TAREAS>
(1) En el relato de la noche fría, ¿dónde está y qué hace quien narra?
(2) Resume en pocas oraciones el párrafo del relato de la noche fría que empieza con "Causa un impacto profundo". Conserva sus hechos principales.
(3) Prolonga el relato de la noche fría a partir de su última oración.
=== FUENTE ===
Veo el reloj, son alrededor de las 12:00 p.m. Es una noche fría que va llorando tristemente al ritmo de las brisas. Me encuentro en el patio haciendo tarea, pero esta calma que se percibe como polvo se desvanece y sobre la trompeta retumban los gritos de una madre desesperada, para quien lamentablemente el brillo que emiten los ojos de su pequeño se esfumó. 

Causa un impacto profundo saber que la historia de su hijo hoy aquí ha terminado. Comienza a llegar la ausencia, el vacío inmenso que nada podrá llenar. La madre corre empapada en llanto hacia el cadáver deseando regresar en el tiempo, pensando que está sólo en un mal sueño del cual quiere salir pero no consigue despertar. Ella batalla contra la resignación, que la deja sin fuerzas. Desde ese momento todo queda en absoluto mutismo, la noche se vuelve tensa y abrumadora.
=== LÍNEAS DE DATOS ===
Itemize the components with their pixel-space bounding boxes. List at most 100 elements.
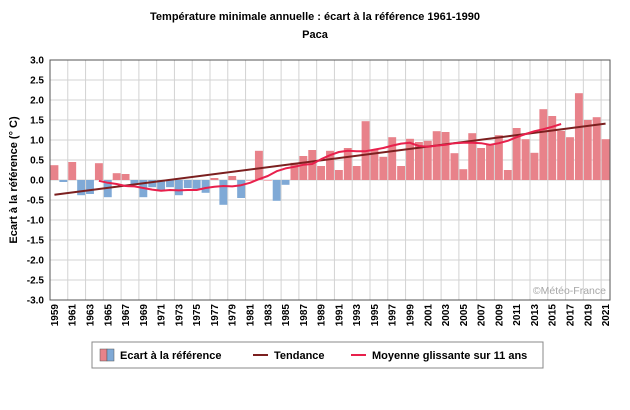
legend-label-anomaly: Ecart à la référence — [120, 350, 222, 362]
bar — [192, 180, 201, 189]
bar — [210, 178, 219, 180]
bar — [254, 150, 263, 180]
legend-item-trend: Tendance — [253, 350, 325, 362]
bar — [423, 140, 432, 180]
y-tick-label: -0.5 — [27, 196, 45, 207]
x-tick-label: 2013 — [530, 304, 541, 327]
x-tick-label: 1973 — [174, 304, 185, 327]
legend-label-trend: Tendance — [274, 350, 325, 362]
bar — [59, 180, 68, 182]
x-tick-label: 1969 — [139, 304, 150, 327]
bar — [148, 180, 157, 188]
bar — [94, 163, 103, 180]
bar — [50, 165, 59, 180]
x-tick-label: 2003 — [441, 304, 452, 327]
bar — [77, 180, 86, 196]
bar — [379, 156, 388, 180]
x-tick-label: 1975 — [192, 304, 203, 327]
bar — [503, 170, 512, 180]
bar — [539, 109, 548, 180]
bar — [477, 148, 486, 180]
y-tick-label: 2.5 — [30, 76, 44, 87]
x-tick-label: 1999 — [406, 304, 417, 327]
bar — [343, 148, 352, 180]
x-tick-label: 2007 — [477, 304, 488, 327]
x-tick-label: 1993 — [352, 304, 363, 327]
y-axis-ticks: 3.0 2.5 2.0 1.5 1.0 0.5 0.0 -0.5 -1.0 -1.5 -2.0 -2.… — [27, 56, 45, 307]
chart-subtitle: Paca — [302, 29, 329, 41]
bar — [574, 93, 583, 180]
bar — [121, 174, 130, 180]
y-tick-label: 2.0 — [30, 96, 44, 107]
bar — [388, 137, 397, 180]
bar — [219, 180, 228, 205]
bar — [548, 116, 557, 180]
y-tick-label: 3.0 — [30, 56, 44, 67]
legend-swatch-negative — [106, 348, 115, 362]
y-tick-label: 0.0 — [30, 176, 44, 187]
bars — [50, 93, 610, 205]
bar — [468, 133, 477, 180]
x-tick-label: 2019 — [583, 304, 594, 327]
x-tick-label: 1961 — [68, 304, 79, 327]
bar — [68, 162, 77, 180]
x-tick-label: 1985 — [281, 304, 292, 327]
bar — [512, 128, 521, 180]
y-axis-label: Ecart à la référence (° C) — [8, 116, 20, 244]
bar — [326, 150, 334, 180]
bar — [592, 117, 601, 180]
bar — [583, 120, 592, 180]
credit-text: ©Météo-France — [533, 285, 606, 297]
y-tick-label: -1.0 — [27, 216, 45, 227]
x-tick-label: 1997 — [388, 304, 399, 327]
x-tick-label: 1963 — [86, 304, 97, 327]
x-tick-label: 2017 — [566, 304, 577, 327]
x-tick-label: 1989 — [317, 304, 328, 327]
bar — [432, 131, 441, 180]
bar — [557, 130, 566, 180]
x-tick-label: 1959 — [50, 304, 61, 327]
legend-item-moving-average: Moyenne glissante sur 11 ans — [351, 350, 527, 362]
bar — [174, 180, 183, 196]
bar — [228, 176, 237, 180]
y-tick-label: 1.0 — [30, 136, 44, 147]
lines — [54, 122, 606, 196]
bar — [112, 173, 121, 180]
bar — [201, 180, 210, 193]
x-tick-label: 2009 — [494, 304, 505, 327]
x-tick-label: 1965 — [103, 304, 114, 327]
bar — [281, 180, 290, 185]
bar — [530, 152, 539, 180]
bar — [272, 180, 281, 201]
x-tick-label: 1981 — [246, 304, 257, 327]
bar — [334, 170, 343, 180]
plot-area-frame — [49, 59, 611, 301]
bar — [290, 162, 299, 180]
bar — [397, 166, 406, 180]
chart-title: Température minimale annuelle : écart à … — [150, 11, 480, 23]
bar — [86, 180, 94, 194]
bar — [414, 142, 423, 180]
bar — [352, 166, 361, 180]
===
RESPUESTAS>
(1) Está en el patio haciendo tarea.

(2) La historia del hijo ha terminado y llega un vacío inmenso que nada podrá llenar. La madre corre llorando hacia el cadáver. Desea regresar en el tiempo y cree estar en un mal sueño del que no consigue despertar. Lucha contra la resignación, que la deja sin fuerzas. Desde entonces todo queda en silencio, y la noche se vuelve tensa y abrumadora.

(3)
Miles de teorías que conspiran alrededor del lecho de muerte se cuestionan si el dolor es el origen. Personalmente puedo decir que el dolor es inevitable, una experiencia somática sin control de medida, muchas veces confuso, pero pleno en su existencia, en su fortaleza que lo arraiga hacia la vida misma. A quince días de su deceso no consigo descifrar el enigma que lo llevó a tomar tal decisión.

Y aunque no encuentro la manera exacta de explicar las sensaciones que me transmitió este lamentable hecho, puedo decir que me ha marcado fuertemente, pues yo también soy madre e hija y para donde quiera que mire se detona sufrimiento. Ese dolor que nadie quiere pero que todos necesitamos.